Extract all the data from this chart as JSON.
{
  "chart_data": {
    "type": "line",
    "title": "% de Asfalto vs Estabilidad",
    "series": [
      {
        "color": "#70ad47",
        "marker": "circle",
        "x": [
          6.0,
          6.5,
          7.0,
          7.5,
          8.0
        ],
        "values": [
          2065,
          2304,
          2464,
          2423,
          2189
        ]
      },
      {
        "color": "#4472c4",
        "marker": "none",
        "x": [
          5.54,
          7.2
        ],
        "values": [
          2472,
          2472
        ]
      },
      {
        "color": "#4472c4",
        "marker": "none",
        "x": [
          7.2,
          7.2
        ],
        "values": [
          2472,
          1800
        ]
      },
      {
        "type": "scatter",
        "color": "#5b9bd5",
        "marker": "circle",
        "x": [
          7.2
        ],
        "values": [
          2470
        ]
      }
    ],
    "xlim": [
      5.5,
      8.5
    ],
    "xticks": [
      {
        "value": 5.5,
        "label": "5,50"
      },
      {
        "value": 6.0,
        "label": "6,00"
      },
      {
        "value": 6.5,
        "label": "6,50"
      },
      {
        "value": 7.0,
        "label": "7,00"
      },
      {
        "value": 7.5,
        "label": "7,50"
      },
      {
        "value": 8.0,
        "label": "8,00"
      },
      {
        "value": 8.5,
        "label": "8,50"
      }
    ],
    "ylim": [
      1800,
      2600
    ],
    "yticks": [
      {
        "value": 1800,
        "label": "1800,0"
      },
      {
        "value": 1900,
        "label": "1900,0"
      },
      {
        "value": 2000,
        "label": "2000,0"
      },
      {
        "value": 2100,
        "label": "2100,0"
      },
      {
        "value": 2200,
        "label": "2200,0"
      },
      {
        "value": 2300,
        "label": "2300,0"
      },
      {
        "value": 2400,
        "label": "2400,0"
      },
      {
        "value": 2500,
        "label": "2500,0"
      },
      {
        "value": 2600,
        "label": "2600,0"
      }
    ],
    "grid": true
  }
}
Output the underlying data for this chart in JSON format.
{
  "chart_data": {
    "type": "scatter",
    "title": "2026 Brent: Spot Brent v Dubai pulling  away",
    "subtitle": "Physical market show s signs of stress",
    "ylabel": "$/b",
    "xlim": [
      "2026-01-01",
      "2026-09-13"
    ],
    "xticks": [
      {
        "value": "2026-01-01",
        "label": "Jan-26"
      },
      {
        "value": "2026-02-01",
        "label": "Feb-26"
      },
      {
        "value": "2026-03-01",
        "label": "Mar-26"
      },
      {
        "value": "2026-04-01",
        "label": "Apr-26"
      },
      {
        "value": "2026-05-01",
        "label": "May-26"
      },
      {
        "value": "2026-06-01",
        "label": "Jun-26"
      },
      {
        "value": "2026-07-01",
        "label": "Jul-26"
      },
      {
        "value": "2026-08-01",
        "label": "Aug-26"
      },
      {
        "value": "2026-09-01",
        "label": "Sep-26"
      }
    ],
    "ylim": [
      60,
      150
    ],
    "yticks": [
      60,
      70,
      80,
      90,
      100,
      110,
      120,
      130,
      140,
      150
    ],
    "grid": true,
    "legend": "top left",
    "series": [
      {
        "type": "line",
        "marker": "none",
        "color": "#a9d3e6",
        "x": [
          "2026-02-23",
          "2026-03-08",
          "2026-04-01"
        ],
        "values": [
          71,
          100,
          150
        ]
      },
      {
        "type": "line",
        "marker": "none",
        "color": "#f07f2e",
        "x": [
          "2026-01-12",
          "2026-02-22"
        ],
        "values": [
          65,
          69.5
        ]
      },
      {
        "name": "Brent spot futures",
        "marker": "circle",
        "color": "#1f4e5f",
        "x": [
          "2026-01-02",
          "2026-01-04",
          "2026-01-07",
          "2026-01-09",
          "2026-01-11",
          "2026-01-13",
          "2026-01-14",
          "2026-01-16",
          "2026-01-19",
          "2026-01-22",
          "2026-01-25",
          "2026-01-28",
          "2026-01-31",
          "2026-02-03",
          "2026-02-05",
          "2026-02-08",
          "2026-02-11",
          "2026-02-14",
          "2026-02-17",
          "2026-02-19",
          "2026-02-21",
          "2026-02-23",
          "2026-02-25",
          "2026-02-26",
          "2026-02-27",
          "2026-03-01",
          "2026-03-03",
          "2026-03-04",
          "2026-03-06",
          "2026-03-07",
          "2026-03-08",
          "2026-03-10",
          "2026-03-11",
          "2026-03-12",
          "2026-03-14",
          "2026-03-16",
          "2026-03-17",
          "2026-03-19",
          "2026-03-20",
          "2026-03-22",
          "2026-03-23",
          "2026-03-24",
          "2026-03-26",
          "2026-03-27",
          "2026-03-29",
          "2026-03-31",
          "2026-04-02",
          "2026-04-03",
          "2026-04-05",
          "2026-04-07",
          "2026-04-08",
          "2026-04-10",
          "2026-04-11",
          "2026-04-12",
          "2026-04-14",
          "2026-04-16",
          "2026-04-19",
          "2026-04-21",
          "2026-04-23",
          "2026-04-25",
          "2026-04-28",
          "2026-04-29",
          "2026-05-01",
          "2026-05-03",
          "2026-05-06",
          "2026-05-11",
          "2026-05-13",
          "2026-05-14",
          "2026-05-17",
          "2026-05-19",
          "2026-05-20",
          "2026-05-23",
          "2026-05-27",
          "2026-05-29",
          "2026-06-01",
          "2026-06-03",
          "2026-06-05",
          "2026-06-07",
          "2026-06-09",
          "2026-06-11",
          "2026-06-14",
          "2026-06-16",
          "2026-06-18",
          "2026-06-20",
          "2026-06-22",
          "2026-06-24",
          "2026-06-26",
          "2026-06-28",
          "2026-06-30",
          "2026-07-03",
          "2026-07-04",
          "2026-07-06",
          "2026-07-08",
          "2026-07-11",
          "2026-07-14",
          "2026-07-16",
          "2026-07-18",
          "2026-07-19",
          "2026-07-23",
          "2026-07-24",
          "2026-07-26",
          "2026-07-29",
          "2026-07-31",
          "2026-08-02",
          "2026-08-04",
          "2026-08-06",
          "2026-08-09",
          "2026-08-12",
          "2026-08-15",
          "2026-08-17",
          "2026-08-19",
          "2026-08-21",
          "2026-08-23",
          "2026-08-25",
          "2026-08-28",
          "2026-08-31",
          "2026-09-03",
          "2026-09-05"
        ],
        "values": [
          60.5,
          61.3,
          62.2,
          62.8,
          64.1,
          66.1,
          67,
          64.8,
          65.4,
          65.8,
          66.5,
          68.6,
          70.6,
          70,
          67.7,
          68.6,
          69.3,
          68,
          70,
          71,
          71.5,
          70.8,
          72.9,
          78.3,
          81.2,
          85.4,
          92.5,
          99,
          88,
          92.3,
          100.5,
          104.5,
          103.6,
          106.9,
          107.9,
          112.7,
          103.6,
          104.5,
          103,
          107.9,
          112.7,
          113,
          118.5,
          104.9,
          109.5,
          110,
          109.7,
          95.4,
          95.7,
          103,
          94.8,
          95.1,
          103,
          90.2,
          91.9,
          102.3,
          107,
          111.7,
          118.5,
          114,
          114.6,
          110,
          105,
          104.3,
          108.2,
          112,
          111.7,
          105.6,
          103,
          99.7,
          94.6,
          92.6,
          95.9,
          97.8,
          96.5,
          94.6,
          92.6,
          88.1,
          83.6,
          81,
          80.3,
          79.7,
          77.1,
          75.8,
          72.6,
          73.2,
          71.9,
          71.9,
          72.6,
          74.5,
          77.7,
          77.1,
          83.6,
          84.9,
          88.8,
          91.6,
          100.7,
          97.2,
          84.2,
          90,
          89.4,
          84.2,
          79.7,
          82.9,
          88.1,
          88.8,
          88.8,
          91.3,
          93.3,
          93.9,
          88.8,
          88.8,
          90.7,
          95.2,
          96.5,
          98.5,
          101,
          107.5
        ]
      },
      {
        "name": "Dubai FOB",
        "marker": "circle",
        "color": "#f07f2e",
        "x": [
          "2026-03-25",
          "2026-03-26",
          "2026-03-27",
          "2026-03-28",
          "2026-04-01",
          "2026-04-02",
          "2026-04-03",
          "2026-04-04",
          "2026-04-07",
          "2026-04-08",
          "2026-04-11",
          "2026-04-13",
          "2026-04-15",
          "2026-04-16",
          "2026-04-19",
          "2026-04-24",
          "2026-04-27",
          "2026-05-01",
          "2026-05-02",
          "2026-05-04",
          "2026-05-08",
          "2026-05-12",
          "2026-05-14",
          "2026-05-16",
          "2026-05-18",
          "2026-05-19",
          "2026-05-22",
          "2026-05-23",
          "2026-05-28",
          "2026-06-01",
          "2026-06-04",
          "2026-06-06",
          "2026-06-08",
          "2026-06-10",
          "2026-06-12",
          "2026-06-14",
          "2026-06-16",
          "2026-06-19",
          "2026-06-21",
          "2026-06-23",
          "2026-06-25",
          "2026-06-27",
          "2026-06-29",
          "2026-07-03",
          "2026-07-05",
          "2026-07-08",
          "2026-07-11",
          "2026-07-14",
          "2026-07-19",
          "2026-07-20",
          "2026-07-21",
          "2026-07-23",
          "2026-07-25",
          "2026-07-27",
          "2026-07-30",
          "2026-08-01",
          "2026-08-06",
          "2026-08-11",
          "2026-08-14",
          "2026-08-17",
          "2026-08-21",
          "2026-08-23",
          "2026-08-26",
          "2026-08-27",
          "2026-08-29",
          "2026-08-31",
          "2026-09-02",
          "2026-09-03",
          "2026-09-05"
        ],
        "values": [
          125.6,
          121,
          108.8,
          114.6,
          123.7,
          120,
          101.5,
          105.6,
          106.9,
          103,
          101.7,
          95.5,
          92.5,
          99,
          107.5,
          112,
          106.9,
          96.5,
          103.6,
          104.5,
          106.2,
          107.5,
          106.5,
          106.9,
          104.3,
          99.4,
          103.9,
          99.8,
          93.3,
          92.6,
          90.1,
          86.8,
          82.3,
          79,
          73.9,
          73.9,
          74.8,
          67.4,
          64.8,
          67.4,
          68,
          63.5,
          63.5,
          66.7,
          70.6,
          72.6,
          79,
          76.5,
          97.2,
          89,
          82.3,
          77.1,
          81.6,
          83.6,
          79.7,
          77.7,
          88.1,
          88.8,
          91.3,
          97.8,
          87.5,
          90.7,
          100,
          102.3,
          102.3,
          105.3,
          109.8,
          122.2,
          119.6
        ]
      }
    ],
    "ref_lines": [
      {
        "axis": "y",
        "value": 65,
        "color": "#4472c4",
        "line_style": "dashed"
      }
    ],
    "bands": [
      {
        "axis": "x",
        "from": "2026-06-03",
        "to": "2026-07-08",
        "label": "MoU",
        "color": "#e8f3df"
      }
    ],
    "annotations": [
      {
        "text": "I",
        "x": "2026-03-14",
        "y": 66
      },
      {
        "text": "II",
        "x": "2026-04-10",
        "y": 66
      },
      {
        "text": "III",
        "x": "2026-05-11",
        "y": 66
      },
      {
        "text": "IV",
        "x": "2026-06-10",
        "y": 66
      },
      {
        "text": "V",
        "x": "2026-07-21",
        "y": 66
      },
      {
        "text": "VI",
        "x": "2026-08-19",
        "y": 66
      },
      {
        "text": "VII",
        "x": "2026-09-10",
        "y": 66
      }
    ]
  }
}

Stated exercise ▸ Track down the lines that include the word "JSON" and copy them.

Task solution ▸
Extract all the data from this chart as JSON.
Output the underlying data for this chart in JSON format.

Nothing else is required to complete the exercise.